Start of RAW RECORDS

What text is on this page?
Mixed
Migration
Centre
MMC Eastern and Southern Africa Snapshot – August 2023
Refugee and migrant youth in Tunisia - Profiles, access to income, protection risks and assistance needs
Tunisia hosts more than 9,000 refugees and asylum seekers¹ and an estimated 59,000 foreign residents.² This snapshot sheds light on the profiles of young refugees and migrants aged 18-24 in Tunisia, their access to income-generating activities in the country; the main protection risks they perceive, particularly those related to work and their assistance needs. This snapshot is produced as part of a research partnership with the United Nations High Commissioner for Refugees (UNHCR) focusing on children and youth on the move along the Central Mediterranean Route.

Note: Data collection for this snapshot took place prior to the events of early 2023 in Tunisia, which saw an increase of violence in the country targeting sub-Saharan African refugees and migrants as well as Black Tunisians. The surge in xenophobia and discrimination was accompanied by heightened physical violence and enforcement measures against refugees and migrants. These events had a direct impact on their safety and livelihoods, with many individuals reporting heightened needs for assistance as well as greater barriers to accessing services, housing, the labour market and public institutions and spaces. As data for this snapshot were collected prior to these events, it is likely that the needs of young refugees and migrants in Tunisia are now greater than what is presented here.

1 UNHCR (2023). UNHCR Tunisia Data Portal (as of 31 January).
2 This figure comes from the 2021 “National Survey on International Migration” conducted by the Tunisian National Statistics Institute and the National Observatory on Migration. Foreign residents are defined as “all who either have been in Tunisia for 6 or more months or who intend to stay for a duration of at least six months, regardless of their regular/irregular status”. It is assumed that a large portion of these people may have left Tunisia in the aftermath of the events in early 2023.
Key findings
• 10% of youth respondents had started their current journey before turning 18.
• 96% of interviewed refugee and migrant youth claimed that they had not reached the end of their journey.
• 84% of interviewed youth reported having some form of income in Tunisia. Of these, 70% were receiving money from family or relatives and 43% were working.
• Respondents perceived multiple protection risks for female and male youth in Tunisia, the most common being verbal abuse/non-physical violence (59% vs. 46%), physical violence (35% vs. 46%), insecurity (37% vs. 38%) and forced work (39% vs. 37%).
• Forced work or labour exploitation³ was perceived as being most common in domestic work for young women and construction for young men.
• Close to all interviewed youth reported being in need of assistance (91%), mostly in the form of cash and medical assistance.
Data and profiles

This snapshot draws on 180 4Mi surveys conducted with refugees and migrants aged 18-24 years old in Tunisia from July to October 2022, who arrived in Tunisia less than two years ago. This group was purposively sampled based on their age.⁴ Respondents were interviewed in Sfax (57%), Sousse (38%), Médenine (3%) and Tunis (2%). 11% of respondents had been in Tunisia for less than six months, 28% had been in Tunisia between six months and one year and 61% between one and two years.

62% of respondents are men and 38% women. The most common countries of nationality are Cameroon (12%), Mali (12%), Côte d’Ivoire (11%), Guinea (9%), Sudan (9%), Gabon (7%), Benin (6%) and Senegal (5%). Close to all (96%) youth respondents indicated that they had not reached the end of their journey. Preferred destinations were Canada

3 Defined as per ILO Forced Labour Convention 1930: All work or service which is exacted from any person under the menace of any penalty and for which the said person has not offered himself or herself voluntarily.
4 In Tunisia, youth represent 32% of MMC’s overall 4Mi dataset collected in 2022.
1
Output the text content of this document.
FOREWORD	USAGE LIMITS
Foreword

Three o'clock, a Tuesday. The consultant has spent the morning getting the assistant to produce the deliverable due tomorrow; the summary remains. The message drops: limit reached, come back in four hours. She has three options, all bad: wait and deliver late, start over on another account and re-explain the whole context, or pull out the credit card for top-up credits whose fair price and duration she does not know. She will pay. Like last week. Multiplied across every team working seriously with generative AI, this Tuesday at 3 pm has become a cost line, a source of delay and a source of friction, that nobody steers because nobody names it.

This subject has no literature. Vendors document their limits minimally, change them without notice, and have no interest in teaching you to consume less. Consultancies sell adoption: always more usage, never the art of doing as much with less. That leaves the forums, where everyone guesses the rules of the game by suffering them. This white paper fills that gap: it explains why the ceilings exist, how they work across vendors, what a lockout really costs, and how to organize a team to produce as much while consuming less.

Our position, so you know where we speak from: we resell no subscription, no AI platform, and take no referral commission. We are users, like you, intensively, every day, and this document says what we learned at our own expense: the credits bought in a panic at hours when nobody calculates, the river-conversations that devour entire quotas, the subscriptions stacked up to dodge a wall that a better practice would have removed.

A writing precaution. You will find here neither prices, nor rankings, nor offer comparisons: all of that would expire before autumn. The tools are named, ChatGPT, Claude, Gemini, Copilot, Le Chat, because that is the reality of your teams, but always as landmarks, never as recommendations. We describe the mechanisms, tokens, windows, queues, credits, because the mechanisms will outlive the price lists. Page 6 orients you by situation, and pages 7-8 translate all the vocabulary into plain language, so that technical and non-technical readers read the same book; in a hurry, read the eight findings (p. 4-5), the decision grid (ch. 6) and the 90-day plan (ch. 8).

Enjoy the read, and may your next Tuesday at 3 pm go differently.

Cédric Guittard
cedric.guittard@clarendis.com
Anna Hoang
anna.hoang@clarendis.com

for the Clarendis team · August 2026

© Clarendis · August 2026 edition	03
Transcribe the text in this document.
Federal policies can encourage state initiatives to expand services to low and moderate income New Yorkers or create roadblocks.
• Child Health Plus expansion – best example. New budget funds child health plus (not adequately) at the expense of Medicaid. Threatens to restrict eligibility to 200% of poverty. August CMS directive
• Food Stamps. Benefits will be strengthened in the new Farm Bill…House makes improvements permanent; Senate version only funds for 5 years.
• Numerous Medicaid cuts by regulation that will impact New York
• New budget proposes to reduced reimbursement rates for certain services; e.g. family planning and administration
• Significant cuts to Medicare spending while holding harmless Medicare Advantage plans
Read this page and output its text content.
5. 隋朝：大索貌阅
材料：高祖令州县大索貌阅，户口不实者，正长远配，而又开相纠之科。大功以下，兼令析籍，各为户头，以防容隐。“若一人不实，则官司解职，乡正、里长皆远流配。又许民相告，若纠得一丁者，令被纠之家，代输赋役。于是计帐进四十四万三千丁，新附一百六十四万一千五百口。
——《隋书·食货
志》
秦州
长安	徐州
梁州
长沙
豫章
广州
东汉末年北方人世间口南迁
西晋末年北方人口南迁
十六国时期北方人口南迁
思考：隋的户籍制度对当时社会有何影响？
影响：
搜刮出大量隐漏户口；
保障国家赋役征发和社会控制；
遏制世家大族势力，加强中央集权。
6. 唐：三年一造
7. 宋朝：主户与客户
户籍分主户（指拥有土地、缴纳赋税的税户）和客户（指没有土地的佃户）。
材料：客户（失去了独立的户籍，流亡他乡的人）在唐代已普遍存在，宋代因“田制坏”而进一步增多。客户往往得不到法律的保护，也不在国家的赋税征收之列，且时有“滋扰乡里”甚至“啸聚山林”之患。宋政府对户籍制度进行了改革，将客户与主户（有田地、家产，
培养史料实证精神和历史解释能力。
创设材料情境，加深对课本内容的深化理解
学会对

End of RAW RECORDS

### [TASK BRIEF]
Using the listing above, pick out each line that contains the word "perceived", then copy it.

### [RESPONSE TO THIS TASK]
• Respondents perceived multiple protection risks for female and male youth in Tunisia, the most common being verbal abuse/non-physical violence (59% vs. 46%), physical violence (35% vs. 46%), insecurity (37% vs. 38%) and forced work (39% vs. 37%).
• Forced work or labour exploitation³ was perceived as being most common in domestic work for young women and construction for young men.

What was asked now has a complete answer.